*Task to complete:*
Output all the data exactly. Pictures do not belong in the copy.

* * * * * * * * *

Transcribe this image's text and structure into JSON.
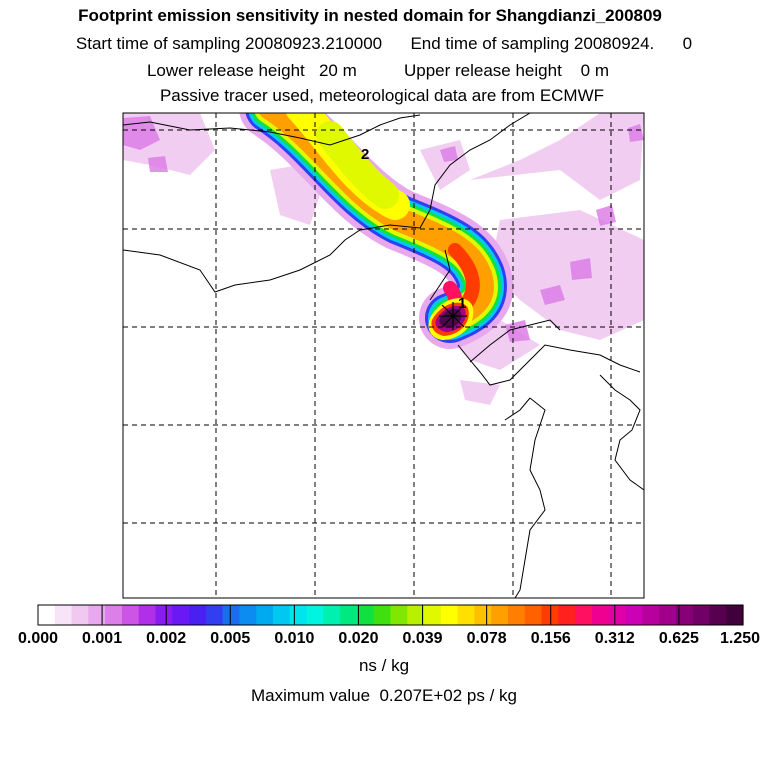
{
  "header": {
    "title": "Footprint emission sensitivity in nested domain for Shangdianzi_200809",
    "line2": "Start time of sampling 20080923.210000      End time of sampling 20080924.      0",
    "line3": "Lower release height   20 m          Upper release height    0 m",
    "line4": "Passive tracer used, meteorological data are from ECMWF"
  },
  "map": {
    "release_labels": [
      "2",
      "1"
    ],
    "colors": {
      "plume_core": "#4a0a4a",
      "coast": "#000000",
      "grid": "#000000"
    }
  },
  "colorbar": {
    "tick_labels": [
      "0.000",
      "0.001",
      "0.002",
      "0.005",
      "0.010",
      "0.020",
      "0.039",
      "0.078",
      "0.156",
      "0.312",
      "0.625",
      "1.250"
    ],
    "colors": [
      "#ffffff",
      "#f8e4f8",
      "#f0c8f0",
      "#e8a8ee",
      "#dd7fe8",
      "#cc55e6",
      "#b030ea",
      "#8a1cf0",
      "#6a18f4",
      "#4a20f2",
      "#3040f0",
      "#1c6cf0",
      "#0c8cf0",
      "#00aaf0",
      "#00c8f0",
      "#00e4ee",
      "#00f4e0",
      "#00f0b0",
      "#00e880",
      "#10e040",
      "#40e010",
      "#80e800",
      "#b8f000",
      "#e0f800",
      "#ffff00",
      "#ffe000",
      "#ffc000",
      "#ffa000",
      "#ff8000",
      "#ff6000",
      "#ff3c00",
      "#ff2020",
      "#ff1060",
      "#f00090",
      "#e000a8",
      "#cc00b4",
      "#b8009c",
      "#a0008a",
      "#880078",
      "#700066",
      "#580050",
      "#40003c"
    ],
    "units": "ns / kg",
    "max_value": "Maximum value  0.207E+02 ps / kg"
  }
}
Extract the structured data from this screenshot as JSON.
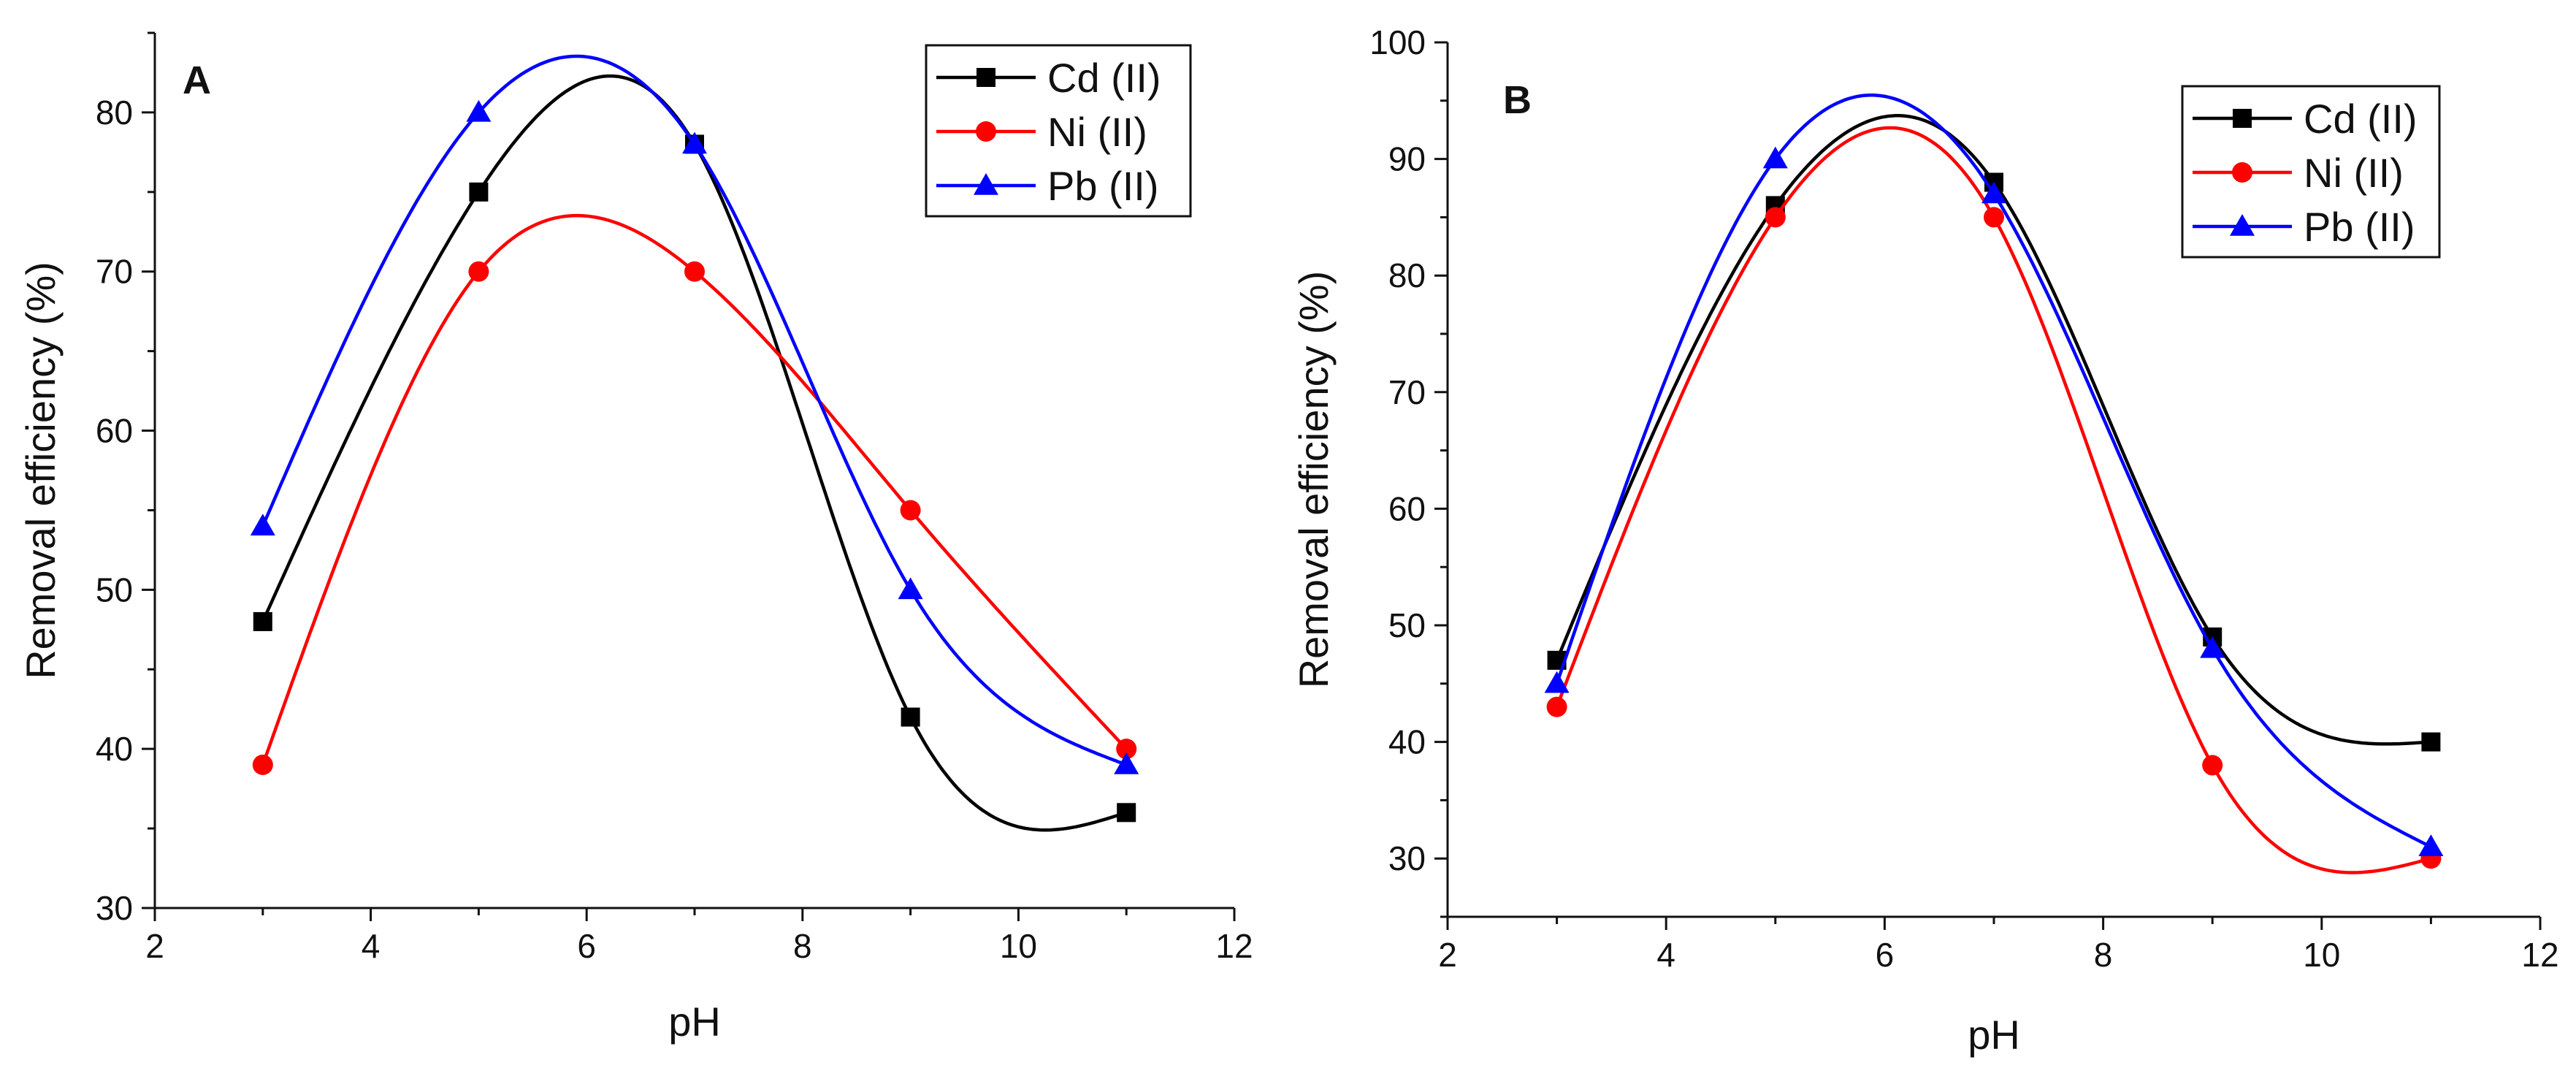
{
  "chart_data": [
    {
      "type": "line",
      "panel_label": "A",
      "xlabel": "pH",
      "ylabel": "Removal efficiency (%)",
      "xlim": [
        2,
        12
      ],
      "ylim": [
        30,
        85
      ],
      "xticks": [
        2,
        4,
        6,
        8,
        10,
        12
      ],
      "yticks": [
        30,
        40,
        50,
        60,
        70,
        80
      ],
      "grid": false,
      "legend_position": "top-right",
      "x": [
        3,
        5,
        7,
        9,
        11
      ],
      "series": [
        {
          "name": "Cd (II)",
          "color": "#000000",
          "marker": "square",
          "values": [
            48,
            75,
            78,
            42,
            36
          ]
        },
        {
          "name": "Ni (II)",
          "color": "#ff0000",
          "marker": "circle",
          "values": [
            39,
            70,
            70,
            55,
            40
          ]
        },
        {
          "name": "Pb (II)",
          "color": "#0000ff",
          "marker": "triangle",
          "values": [
            54,
            80,
            78,
            50,
            39
          ]
        }
      ]
    },
    {
      "type": "line",
      "panel_label": "B",
      "xlabel": "pH",
      "ylabel": "Removal efficiency (%)",
      "xlim": [
        2,
        12
      ],
      "ylim": [
        25,
        100
      ],
      "xticks": [
        2,
        4,
        6,
        8,
        10,
        12
      ],
      "yticks": [
        30,
        40,
        50,
        60,
        70,
        80,
        90,
        100
      ],
      "grid": false,
      "legend_position": "top-right",
      "x": [
        3,
        5,
        7,
        9,
        11
      ],
      "series": [
        {
          "name": "Cd (II)",
          "color": "#000000",
          "marker": "square",
          "values": [
            47,
            86,
            88,
            49,
            40
          ]
        },
        {
          "name": "Ni (II)",
          "color": "#ff0000",
          "marker": "circle",
          "values": [
            43,
            85,
            85,
            38,
            30
          ]
        },
        {
          "name": "Pb (II)",
          "color": "#0000ff",
          "marker": "triangle",
          "values": [
            45,
            90,
            87,
            48,
            31
          ]
        }
      ]
    }
  ]
}
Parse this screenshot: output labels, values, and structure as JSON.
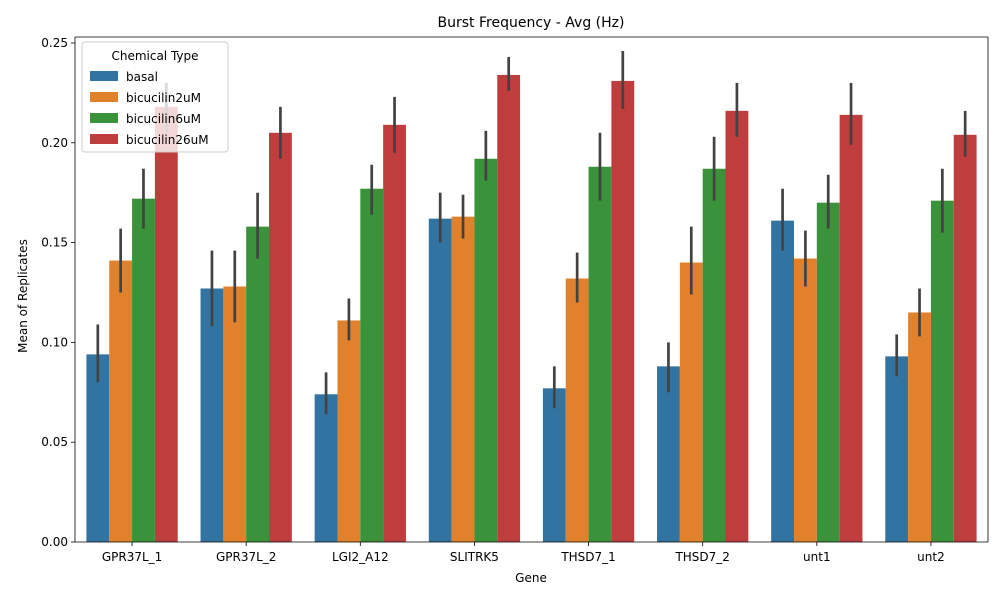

* * * * * * * * *

*Expected output:*
Transcribe this image's text and structure into JSON.
{
  "header": {
    "title": "Footprint emission sensitivity in nested domain for Shangdianzi_200809",
    "line2": "Start time of sampling 20080923.210000      End time of sampling 20080924.      0",
    "line3": "Lower release height   20 m          Upper release height    0 m",
    "line4": "Passive tracer used, meteorological data are from ECMWF"
  },
  "map": {
    "release_labels": [
      "2",
      "1"
    ],
    "colors": {
      "plume_core": "#4a0a4a",
      "coast": "#000000",
      "grid": "#000000"
    }
  },
  "colorbar": {
    "tick_labels": [
      "0.000",
      "0.001",
      "0.002",
      "0.005",
      "0.010",
      "0.020",
      "0.039",
      "0.078",
      "0.156",
      "0.312",
      "0.625",
      "1.250"
    ],
    "colors": [
      "#ffffff",
      "#f8e4f8",
      "#f0c8f0",
      "#e8a8ee",
      "#dd7fe8",
      "#cc55e6",
      "#b030ea",
      "#8a1cf0",
      "#6a18f4",
      "#4a20f2",
      "#3040f0",
      "#1c6cf0",
      "#0c8cf0",
      "#00aaf0",
      "#00c8f0",
      "#00e4ee",
      "#00f4e0",
      "#00f0b0",
      "#00e880",
      "#10e040",
      "#40e010",
      "#80e800",
      "#b8f000",
      "#e0f800",
      "#ffff00",
      "#ffe000",
      "#ffc000",
      "#ffa000",
      "#ff8000",
      "#ff6000",
      "#ff3c00",
      "#ff2020",
      "#ff1060",
      "#f00090",
      "#e000a8",
      "#cc00b4",
      "#b8009c",
      "#a0008a",
      "#880078",
      "#700066",
      "#580050",
      "#40003c"
    ],
    "units": "ns / kg",
    "max_value": "Maximum value  0.207E+02 ps / kg"
  }
}
Extract the structured data from this screenshot as JSON.
{
  "chart_data": [
    {
      "type": "line",
      "panel_label": "A",
      "xlabel": "pH",
      "ylabel": "Removal efficiency (%)",
      "xlim": [
        2,
        12
      ],
      "ylim": [
        30,
        85
      ],
      "xticks": [
        2,
        4,
        6,
        8,
        10,
        12
      ],
      "yticks": [
        30,
        40,
        50,
        60,
        70,
        80
      ],
      "grid": false,
      "legend_position": "top-right",
      "x": [
        3,
        5,
        7,
        9,
        11
      ],
      "series": [
        {
          "name": "Cd (II)",
          "color": "#000000",
          "marker": "square",
          "values": [
            48,
            75,
            78,
            42,
            36
          ]
        },
        {
          "name": "Ni (II)",
          "color": "#ff0000",
          "marker": "circle",
          "values": [
            39,
            70,
            70,
            55,
            40
          ]
        },
        {
          "name": "Pb (II)",
          "color": "#0000ff",
          "marker": "triangle",
          "values": [
            54,
            80,
            78,
            50,
            39
          ]
        }
      ]
    },
    {
      "type": "line",
      "panel_label": "B",
      "xlabel": "pH",
      "ylabel": "Removal efficiency (%)",
      "xlim": [
        2,
        12
      ],
      "ylim": [
        25,
        100
      ],
      "xticks": [
        2,
        4,
        6,
        8,
        10,
        12
      ],
      "yticks": [
        30,
        40,
        50,
        60,
        70,
        80,
        90,
        100
      ],
      "grid": false,
      "legend_position": "top-right",
      "x": [
        3,
        5,
        7,
        9,
        11
      ],
      "series": [
        {
          "name": "Cd (II)",
          "color": "#000000",
          "marker": "square",
          "values": [
            47,
            86,
            88,
            49,
            40
          ]
        },
        {
          "name": "Ni (II)",
          "color": "#ff0000",
          "marker": "circle",
          "values": [
            43,
            85,
            85,
            38,
            30
          ]
        },
        {
          "name": "Pb (II)",
          "color": "#0000ff",
          "marker": "triangle",
          "values": [
            45,
            90,
            87,
            48,
            31
          ]
        }
      ]
    }
  ]
}
Parse this screenshot: output labels, values, and structure as JSON.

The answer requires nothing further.